● **AIM OF THE TASK**
Leave out the pictures and copy the remaining records exactly.

+ + +

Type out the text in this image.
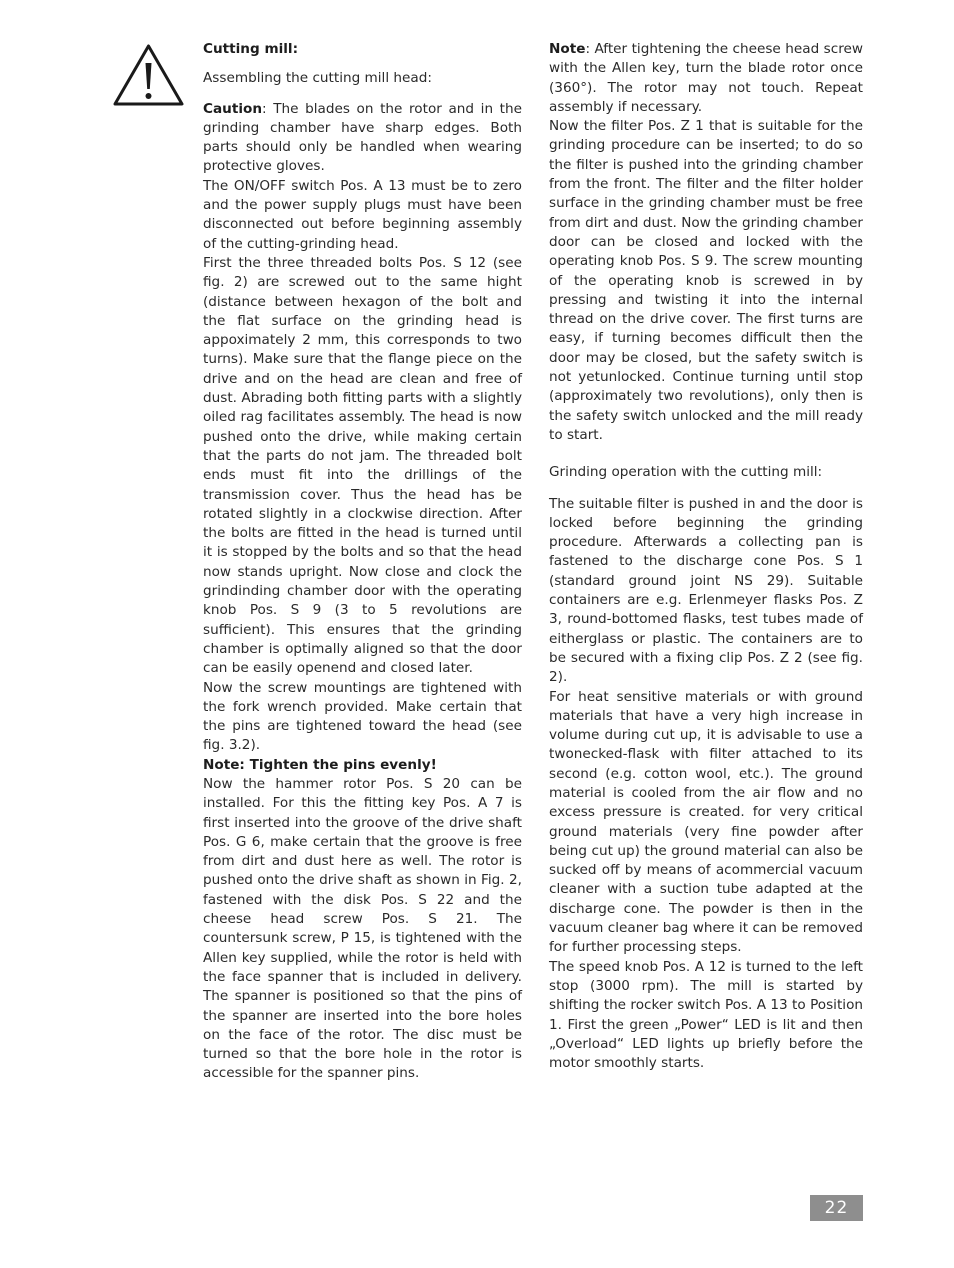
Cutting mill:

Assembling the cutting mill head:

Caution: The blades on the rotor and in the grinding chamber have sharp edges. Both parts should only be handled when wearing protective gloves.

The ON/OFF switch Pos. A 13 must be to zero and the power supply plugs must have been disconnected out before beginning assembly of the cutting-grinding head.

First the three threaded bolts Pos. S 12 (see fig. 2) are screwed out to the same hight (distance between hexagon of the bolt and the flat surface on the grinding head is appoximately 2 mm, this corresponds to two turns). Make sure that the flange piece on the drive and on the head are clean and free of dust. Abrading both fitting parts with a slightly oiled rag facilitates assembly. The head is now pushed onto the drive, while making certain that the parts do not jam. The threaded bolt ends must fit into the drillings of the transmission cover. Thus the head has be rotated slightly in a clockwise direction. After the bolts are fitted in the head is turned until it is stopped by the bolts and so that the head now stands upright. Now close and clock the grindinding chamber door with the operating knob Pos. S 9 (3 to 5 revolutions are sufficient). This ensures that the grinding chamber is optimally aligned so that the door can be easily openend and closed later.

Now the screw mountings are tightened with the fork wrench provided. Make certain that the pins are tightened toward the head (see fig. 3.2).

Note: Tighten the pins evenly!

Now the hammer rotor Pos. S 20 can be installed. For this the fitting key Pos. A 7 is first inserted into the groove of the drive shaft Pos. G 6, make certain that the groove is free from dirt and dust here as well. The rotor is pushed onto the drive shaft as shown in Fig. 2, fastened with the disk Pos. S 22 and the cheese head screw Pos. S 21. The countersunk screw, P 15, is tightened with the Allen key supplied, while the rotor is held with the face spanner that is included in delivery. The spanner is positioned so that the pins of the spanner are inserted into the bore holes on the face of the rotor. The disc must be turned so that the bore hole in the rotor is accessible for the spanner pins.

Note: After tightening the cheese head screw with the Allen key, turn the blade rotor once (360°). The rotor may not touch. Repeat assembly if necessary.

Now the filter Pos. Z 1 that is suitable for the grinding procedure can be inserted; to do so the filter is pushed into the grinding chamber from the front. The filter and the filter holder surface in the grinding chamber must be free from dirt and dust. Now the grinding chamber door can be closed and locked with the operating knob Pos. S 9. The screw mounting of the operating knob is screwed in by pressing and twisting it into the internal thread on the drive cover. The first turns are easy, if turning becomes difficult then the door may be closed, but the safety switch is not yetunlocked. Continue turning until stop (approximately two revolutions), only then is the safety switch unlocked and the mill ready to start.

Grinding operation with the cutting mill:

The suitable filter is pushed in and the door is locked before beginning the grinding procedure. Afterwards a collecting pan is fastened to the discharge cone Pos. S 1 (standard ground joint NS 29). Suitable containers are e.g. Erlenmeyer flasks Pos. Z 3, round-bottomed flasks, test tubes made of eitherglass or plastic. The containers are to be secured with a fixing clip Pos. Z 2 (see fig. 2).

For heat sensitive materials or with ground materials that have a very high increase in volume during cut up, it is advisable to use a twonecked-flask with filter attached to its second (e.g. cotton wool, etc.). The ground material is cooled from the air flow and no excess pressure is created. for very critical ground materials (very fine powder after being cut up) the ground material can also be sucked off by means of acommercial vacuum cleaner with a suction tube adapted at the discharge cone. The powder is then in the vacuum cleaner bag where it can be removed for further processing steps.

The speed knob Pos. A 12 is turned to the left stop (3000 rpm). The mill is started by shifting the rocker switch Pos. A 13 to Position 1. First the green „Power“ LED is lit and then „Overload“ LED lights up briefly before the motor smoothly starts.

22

+ + +

● **SOLUTION TO THIS EXERCISE**
Type out the text in this image.
Cutting mill:

Assembling the cutting mill head:

Caution: The blades on the rotor and in the grinding chamber have sharp edges. Both parts should only be handled when wearing protective gloves.

The ON/OFF switch Pos. A 13 must be to zero and the power supply plugs must have been disconnected out before beginning assembly of the cutting-grinding head.

First the three threaded bolts Pos. S 12 (see fig. 2) are screwed out to the same hight (distance between hexagon of the bolt and the flat surface on the grinding head is appoximately 2 mm, this corresponds to two turns). Make sure that the flange piece on the drive and on the head are clean and free of dust. Abrading both fitting parts with a slightly oiled rag facilitates assembly. The head is now pushed onto the drive, while making certain that the parts do not jam. The threaded bolt ends must fit into the drillings of the transmission cover. Thus the head has be rotated slightly in a clockwise direction. After the bolts are fitted in the head is turned until it is stopped by the bolts and so that the head now stands upright. Now close and clock the grindinding chamber door with the operating knob Pos. S 9 (3 to 5 revolutions are sufficient). This ensures that the grinding chamber is optimally aligned so that the door can be easily openend and closed later.

Now the screw mountings are tightened with the fork wrench provided. Make certain that the pins are tightened toward the head (see fig. 3.2).

Note: Tighten the pins evenly!

Now the hammer rotor Pos. S 20 can be installed. For this the fitting key Pos. A 7 is first inserted into the groove of the drive shaft Pos. G 6, make certain that the groove is free from dirt and dust here as well. The rotor is pushed onto the drive shaft as shown in Fig. 2, fastened with the disk Pos. S 22 and the cheese head screw Pos. S 21. The countersunk screw, P 15, is tightened with the Allen key supplied, while the rotor is held with the face spanner that is included in delivery. The spanner is positioned so that the pins of the spanner are inserted into the bore holes on the face of the rotor. The disc must be turned so that the bore hole in the rotor is accessible for the spanner pins.

Note: After tightening the cheese head screw with the Allen key, turn the blade rotor once (360°). The rotor may not touch. Repeat assembly if necessary.

Now the filter Pos. Z 1 that is suitable for the grinding procedure can be inserted; to do so the filter is pushed into the grinding chamber from the front. The filter and the filter holder surface in the grinding chamber must be free from dirt and dust. Now the grinding chamber door can be closed and locked with the operating knob Pos. S 9. The screw mounting of the operating knob is screwed in by pressing and twisting it into the internal thread on the drive cover. The first turns are easy, if turning becomes difficult then the door may be closed, but the safety switch is not yetunlocked. Continue turning until stop (approximately two revolutions), only then is the safety switch unlocked and the mill ready to start.

Grinding operation with the cutting mill:

The suitable filter is pushed in and the door is locked before beginning the grinding procedure. Afterwards a collecting pan is fastened to the discharge cone Pos. S 1 (standard ground joint NS 29). Suitable containers are e.g. Erlenmeyer flasks Pos. Z 3, round-bottomed flasks, test tubes made of eitherglass or plastic. The containers are to be secured with a fixing clip Pos. Z 2 (see fig. 2).

For heat sensitive materials or with ground materials that have a very high increase in volume during cut up, it is advisable to use a twonecked-flask with filter attached to its second (e.g. cotton wool, etc.). The ground material is cooled from the air flow and no excess pressure is created. for very critical ground materials (very fine powder after being cut up) the ground material can also be sucked off by means of acommercial vacuum cleaner with a suction tube adapted at the discharge cone. The powder is then in the vacuum cleaner bag where it can be removed for further processing steps.

The speed knob Pos. A 12 is turned to the left stop (3000 rpm). The mill is started by shifting the rocker switch Pos. A 13 to Position 1. First the green „Power“ LED is lit and then „Overload“ LED lights up briefly before the motor smoothly starts.

22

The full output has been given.